-- RECORDS TO PROCESS --
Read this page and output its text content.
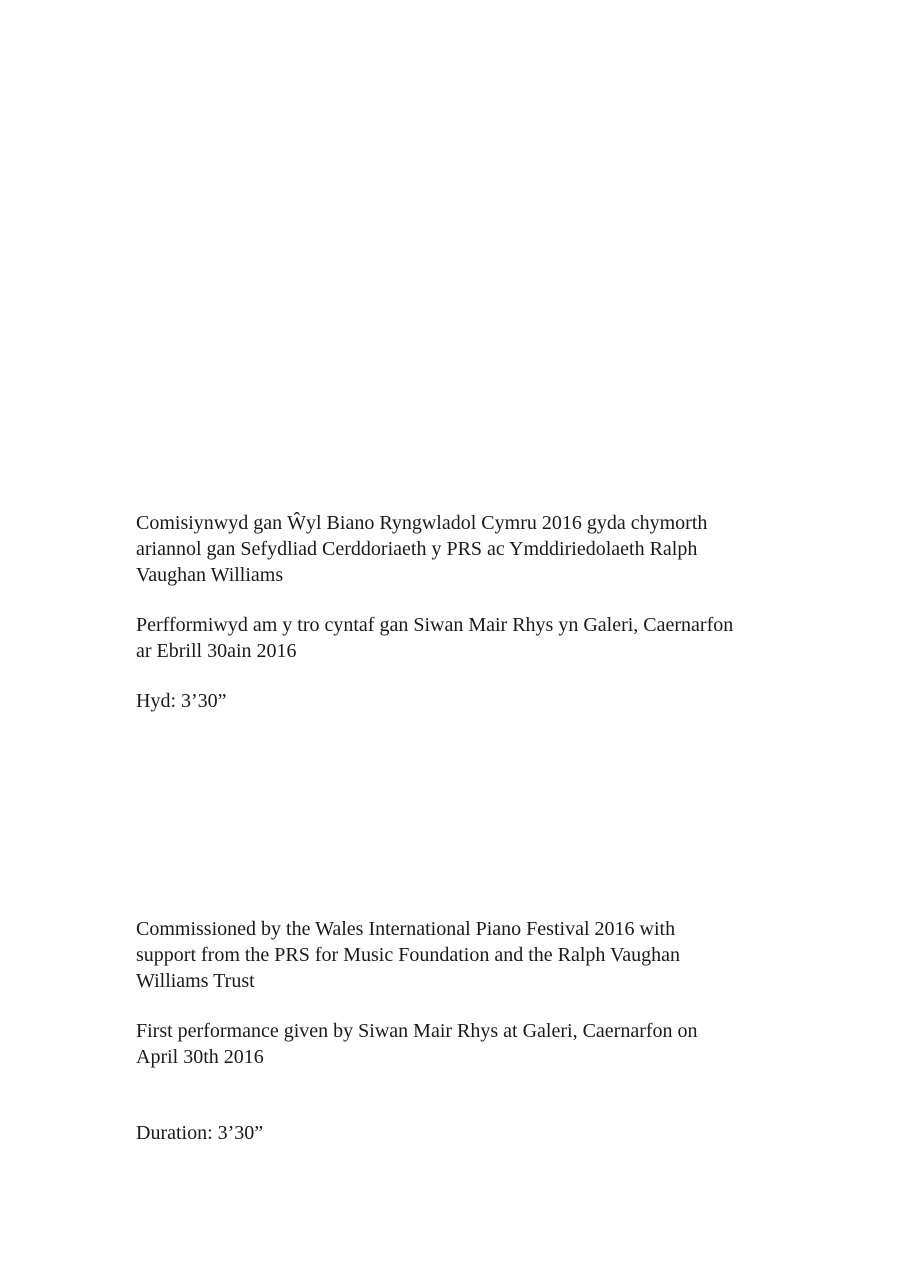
Comisiynwyd gan Ŵyl Biano Ryngwladol Cymru 2016 gyda chymorth
ariannol gan Sefydliad Cerddoriaeth y PRS ac Ymddiriedolaeth Ralph
Vaughan Williams

Perfformiwyd am y tro cyntaf gan Siwan Mair Rhys yn Galeri, Caernarfon
ar Ebrill 30ain 2016

Hyd: 3’30”

Commissioned by the Wales International Piano Festival 2016 with
support from the PRS for Music Foundation and the Ralph Vaughan
Williams Trust

First performance given by Siwan Mair Rhys at Galeri, Caernarfon on
April 30th 2016

Duration: 3’30”
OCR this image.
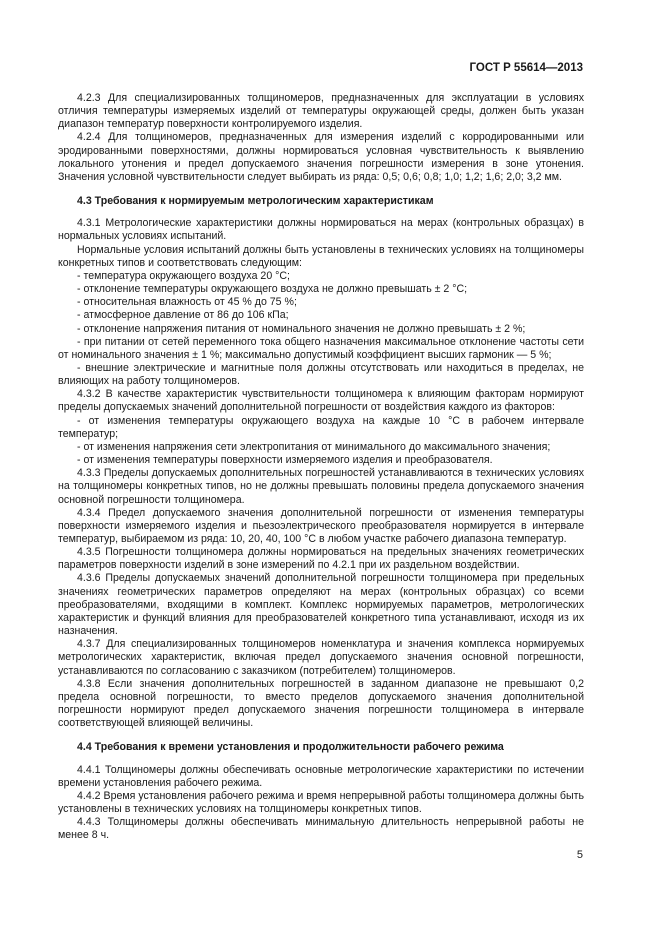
ГОСТ Р 55614—2013

4.2.3 Для специализированных толщиномеров, предназначенных для эксплуатации в условиях отличия температуры измеряемых изделий от температуры окружающей среды, должен быть указан диапазон температур поверхности контролируемого изделия.

4.2.4 Для толщиномеров, предназначенных для измерения изделий с корродированными или эродированными поверхностями, должны нормироваться условная чувствительность к выявлению локального утонения и предел допускаемого значения погрешности измерения в зоне утонения. Значения условной чувствительности следует выбирать из ряда: 0,5; 0,6; 0,8; 1,0; 1,2; 1,6; 2,0; 3,2 мм.

4.3 Требования к нормируемым метрологическим характеристикам

4.3.1 Метрологические характеристики должны нормироваться на мерах (контрольных образцах) в нормальных условиях испытаний.

Нормальные условия испытаний должны быть установлены в технических условиях на толщиномеры конкретных типов и соответствовать следующим:

- температура окружающего воздуха 20 °С;

- отклонение температуры окружающего воздуха не должно превышать ± 2 °С;

- относительная влажность от 45 % до 75 %;

- атмосферное давление от 86 до 106 кПа;

- отклонение напряжения питания от номинального значения не должно превышать ± 2 %;

- при питании от сетей переменного тока общего назначения максимальное отклонение частоты сети от номинального значения ± 1 %; максимально допустимый коэффициент высших гармоник — 5 %;

- внешние электрические и магнитные поля должны отсутствовать или находиться в пределах, не влияющих на работу толщиномеров.

4.3.2 В качестве характеристик чувствительности толщиномера к влияющим факторам нормируют пределы допускаемых значений дополнительной погрешности от воздействия каждого из факторов:

- от изменения температуры окружающего воздуха на каждые 10 °С в рабочем интервале температур;

- от изменения напряжения сети электропитания от минимального до максимального значения;

- от изменения температуры поверхности измеряемого изделия и преобразователя.

4.3.3 Пределы допускаемых дополнительных погрешностей устанавливаются в технических условиях на толщиномеры конкретных типов, но не должны превышать половины предела допускаемого значения основной погрешности толщиномера.

4.3.4 Предел допускаемого значения дополнительной погрешности от изменения температуры поверхности измеряемого изделия и пьезоэлектрического преобразователя нормируется в интервале температур, выбираемом из ряда: 10, 20, 40, 100 °С в любом участке рабочего диапазона температур.

4.3.5 Погрешности толщиномера должны нормироваться на предельных значениях геометрических параметров поверхности изделий в зоне измерений по 4.2.1 при их раздельном воздействии.

4.3.6 Пределы допускаемых значений дополнительной погрешности толщиномера при предельных значениях геометрических параметров определяют на мерах (контрольных образцах) со всеми преобразователями, входящими в комплект. Комплекс нормируемых параметров, метрологических характеристик и функций влияния для преобразователей конкретного типа устанавливают, исходя из их назначения.

4.3.7 Для специализированных толщиномеров номенклатура и значения комплекса нормируемых метрологических характеристик, включая предел допускаемого значения основной погрешности, устанавливаются по согласованию с заказчиком (потребителем) толщиномеров.

4.3.8 Если значения дополнительных погрешностей в заданном диапазоне не превышают 0,2 предела основной погрешности, то вместо пределов допускаемого значения дополнительной погрешности нормируют предел допускаемого значения погрешности толщиномера в интервале соответствующей влияющей величины.

4.4 Требования к времени установления и продолжительности рабочего режима

4.4.1 Толщиномеры должны обеспечивать основные метрологические характеристики по истечении времени установления рабочего режима.

4.4.2 Время установления рабочего режима и время непрерывной работы толщиномера должны быть установлены в технических условиях на толщиномеры конкретных типов.

4.4.3 Толщиномеры должны обеспечивать минимальную длительность непрерывной работы не менее 8 ч.

5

-- WHAT TO WORK ON --
Write out each line of the data exactly; the images should be left out.

-- THE OUTPUT --
Read this page and output its text content.
Comisiynwyd gan Ŵyl Biano Ryngwladol Cymru 2016 gyda chymorth
ariannol gan Sefydliad Cerddoriaeth y PRS ac Ymddiriedolaeth Ralph
Vaughan Williams

Perfformiwyd am y tro cyntaf gan Siwan Mair Rhys yn Galeri, Caernarfon
ar Ebrill 30ain 2016

Hyd: 3’30”

Commissioned by the Wales International Piano Festival 2016 with
support from the PRS for Music Foundation and the Ralph Vaughan
Williams Trust

First performance given by Siwan Mair Rhys at Galeri, Caernarfon on
April 30th 2016

Duration: 3’30”
OCR this image.
ГОСТ Р 55614—2013

4.2.3 Для специализированных толщиномеров, предназначенных для эксплуатации в условиях отличия температуры измеряемых изделий от температуры окружающей среды, должен быть указан диапазон температур поверхности контролируемого изделия.

4.2.4 Для толщиномеров, предназначенных для измерения изделий с корродированными или эродированными поверхностями, должны нормироваться условная чувствительность к выявлению локального утонения и предел допускаемого значения погрешности измерения в зоне утонения. Значения условной чувствительности следует выбирать из ряда: 0,5; 0,6; 0,8; 1,0; 1,2; 1,6; 2,0; 3,2 мм.

4.3 Требования к нормируемым метрологическим характеристикам

4.3.1 Метрологические характеристики должны нормироваться на мерах (контрольных образцах) в нормальных условиях испытаний.

Нормальные условия испытаний должны быть установлены в технических условиях на толщиномеры конкретных типов и соответствовать следующим:

- температура окружающего воздуха 20 °С;

- отклонение температуры окружающего воздуха не должно превышать ± 2 °С;

- относительная влажность от 45 % до 75 %;

- атмосферное давление от 86 до 106 кПа;

- отклонение напряжения питания от номинального значения не должно превышать ± 2 %;

- при питании от сетей переменного тока общего назначения максимальное отклонение частоты сети от номинального значения ± 1 %; максимально допустимый коэффициент высших гармоник — 5 %;

- внешние электрические и магнитные поля должны отсутствовать или находиться в пределах, не влияющих на работу толщиномеров.

4.3.2 В качестве характеристик чувствительности толщиномера к влияющим факторам нормируют пределы допускаемых значений дополнительной погрешности от воздействия каждого из факторов:

- от изменения температуры окружающего воздуха на каждые 10 °С в рабочем интервале температур;

- от изменения напряжения сети электропитания от минимального до максимального значения;

- от изменения температуры поверхности измеряемого изделия и преобразователя.

4.3.3 Пределы допускаемых дополнительных погрешностей устанавливаются в технических условиях на толщиномеры конкретных типов, но не должны превышать половины предела допускаемого значения основной погрешности толщиномера.

4.3.4 Предел допускаемого значения дополнительной погрешности от изменения температуры поверхности измеряемого изделия и пьезоэлектрического преобразователя нормируется в интервале температур, выбираемом из ряда: 10, 20, 40, 100 °С в любом участке рабочего диапазона температур.

4.3.5 Погрешности толщиномера должны нормироваться на предельных значениях геометрических параметров поверхности изделий в зоне измерений по 4.2.1 при их раздельном воздействии.

4.3.6 Пределы допускаемых значений дополнительной погрешности толщиномера при предельных значениях геометрических параметров определяют на мерах (контрольных образцах) со всеми преобразователями, входящими в комплект. Комплекс нормируемых параметров, метрологических характеристик и функций влияния для преобразователей конкретного типа устанавливают, исходя из их назначения.

4.3.7 Для специализированных толщиномеров номенклатура и значения комплекса нормируемых метрологических характеристик, включая предел допускаемого значения основной погрешности, устанавливаются по согласованию с заказчиком (потребителем) толщиномеров.

4.3.8 Если значения дополнительных погрешностей в заданном диапазоне не превышают 0,2 предела основной погрешности, то вместо пределов допускаемого значения дополнительной погрешности нормируют предел допускаемого значения погрешности толщиномера в интервале соответствующей влияющей величины.

4.4 Требования к времени установления и продолжительности рабочего режима

4.4.1 Толщиномеры должны обеспечивать основные метрологические характеристики по истечении времени установления рабочего режима.

4.4.2 Время установления рабочего режима и время непрерывной работы толщиномера должны быть установлены в технических условиях на толщиномеры конкретных типов.

4.4.3 Толщиномеры должны обеспечивать минимальную длительность непрерывной работы не менее 8 ч.

5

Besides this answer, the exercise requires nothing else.